→ **Information given**:

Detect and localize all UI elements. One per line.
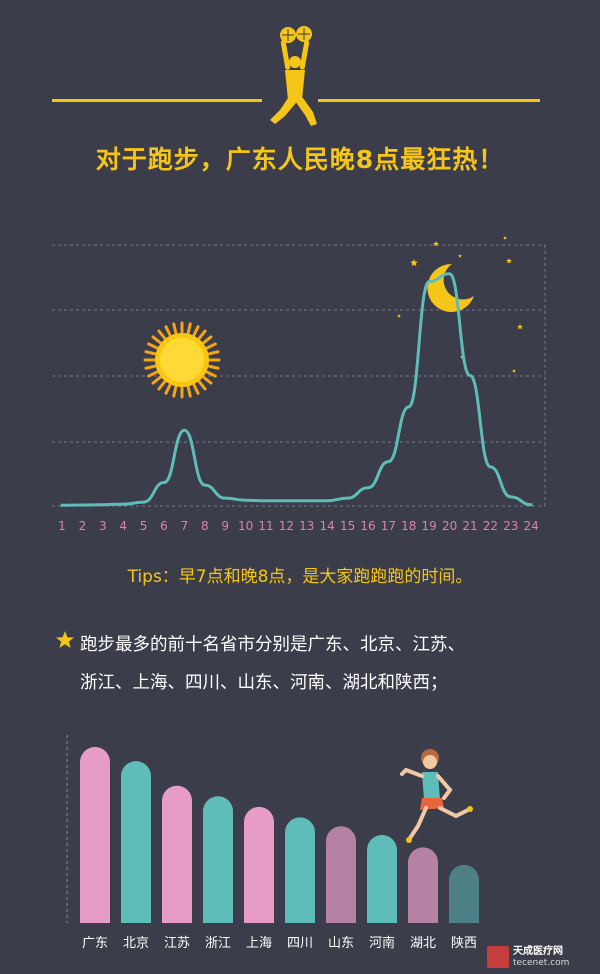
hour-tick-label: 2 — [79, 519, 87, 533]
bar-category-label: 北京 — [123, 936, 149, 951]
bar — [80, 747, 110, 923]
hour-tick-label: 21 — [462, 519, 477, 533]
star-icon — [433, 241, 439, 247]
star-icon — [517, 324, 523, 330]
bar-category-label: 山东 — [328, 936, 354, 951]
hour-tick-label: 9 — [221, 519, 229, 533]
crescent-moon-icon — [427, 263, 474, 312]
star-icon — [506, 258, 512, 264]
bar-category-label: 湖北 — [410, 936, 436, 951]
top10-line-2: 浙江、上海、四川、山东、河南、湖北和陕西； — [80, 673, 448, 693]
bar — [326, 826, 356, 923]
hour-tick-label: 6 — [160, 519, 168, 533]
hour-tick-label: 14 — [320, 519, 335, 533]
star-icon — [410, 259, 418, 267]
hour-tick-label: 11 — [258, 519, 273, 533]
hour-tick-label: 5 — [140, 519, 148, 533]
runner-icon — [400, 749, 473, 843]
hour-tick-label: 12 — [279, 519, 294, 533]
hour-tick-label: 7 — [181, 519, 189, 533]
bar-category-label: 浙江 — [205, 936, 231, 951]
hour-tick-label: 3 — [99, 519, 107, 533]
top10-text: 跑步最多的前十名省市分别是广东、北京、江苏、 浙江、上海、四川、山东、河南、湖北… — [80, 626, 560, 702]
sun-icon — [143, 321, 221, 399]
hourly-activity-line — [60, 272, 533, 507]
hour-tick-label: 20 — [442, 519, 457, 533]
bar — [408, 847, 438, 923]
hour-tick-label: 23 — [503, 519, 518, 533]
basketball-player-icon — [270, 26, 317, 126]
star-icon — [503, 236, 507, 240]
star-icon — [512, 369, 516, 373]
hour-tick-label: 18 — [401, 519, 416, 533]
bar-category-label: 上海 — [246, 936, 272, 951]
footer-logo-text: 天成医疗网 — [513, 946, 563, 957]
hour-tick-label: 22 — [483, 519, 498, 533]
tips-text: Tips：早7点和晚8点，是大家跑跑跑的时间。 — [127, 567, 473, 587]
bar-category-label: 四川 — [287, 936, 313, 951]
bar-category-label: 河南 — [369, 935, 395, 951]
footer-url: tecenet.com — [513, 958, 570, 968]
hour-tick-label: 24 — [524, 519, 539, 533]
bar — [285, 817, 315, 923]
hour-tick-label: 8 — [201, 519, 209, 533]
bar — [203, 796, 233, 923]
hour-tick-label: 17 — [381, 519, 396, 533]
hour-tick-label: 10 — [238, 519, 253, 533]
top-divider-left — [52, 99, 262, 102]
line-chart: 1 2 3 4 5 6 7 8 9 10 11 12 13 14 15 16 17 18 19 20 21 22 23 24 — [52, 236, 546, 533]
bar-chart: 广东 北京 江苏 浙江 上海 四川 山东 河南 湖北 陕西 — [66, 735, 479, 951]
top10-line-1: 跑步最多的前十名省市分别是广东、北京、江苏、 — [80, 635, 465, 655]
footer-logo-seal — [487, 946, 509, 968]
footer-logo: 天成医疗网 tecenet.com — [487, 946, 597, 970]
hour-tick-label: 19 — [422, 519, 437, 533]
top-divider-right — [318, 99, 540, 102]
headline: 对于跑步，广东人民晚8点最狂热！ — [95, 145, 505, 174]
star-icon — [397, 314, 401, 318]
hour-tick-label: 1 — [58, 519, 66, 533]
bar — [367, 835, 397, 923]
star-icon — [458, 254, 462, 258]
hour-tick-label: 16 — [360, 519, 375, 533]
star-icon — [56, 631, 74, 648]
bar-category-label: 广东 — [82, 936, 108, 951]
bar — [162, 785, 192, 923]
bar — [244, 806, 274, 923]
hour-tick-label: 13 — [299, 519, 314, 533]
bar-category-label: 江苏 — [164, 935, 190, 951]
hour-tick-label: 15 — [340, 519, 355, 533]
bar — [121, 761, 151, 923]
hour-tick-label: 4 — [119, 519, 127, 533]
bar-category-label: 陕西 — [451, 936, 477, 951]
bar — [449, 864, 479, 923]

→ **Required task**:
Show each line above that contains the string "text", copied in full. Matching is case-sensitive.

→ **Exercise response**:
top10-text: 跑步最多的前十名省市分别是广东、北京、江苏、 浙江、上海、四川、山东、河南、湖北… — [80, 626, 560, 702]
footer-logo-text: 天成医疗网 — [513, 946, 563, 957]
tips-text: Tips：早7点和晚8点，是大家跑跑跑的时间。 — [127, 567, 473, 587]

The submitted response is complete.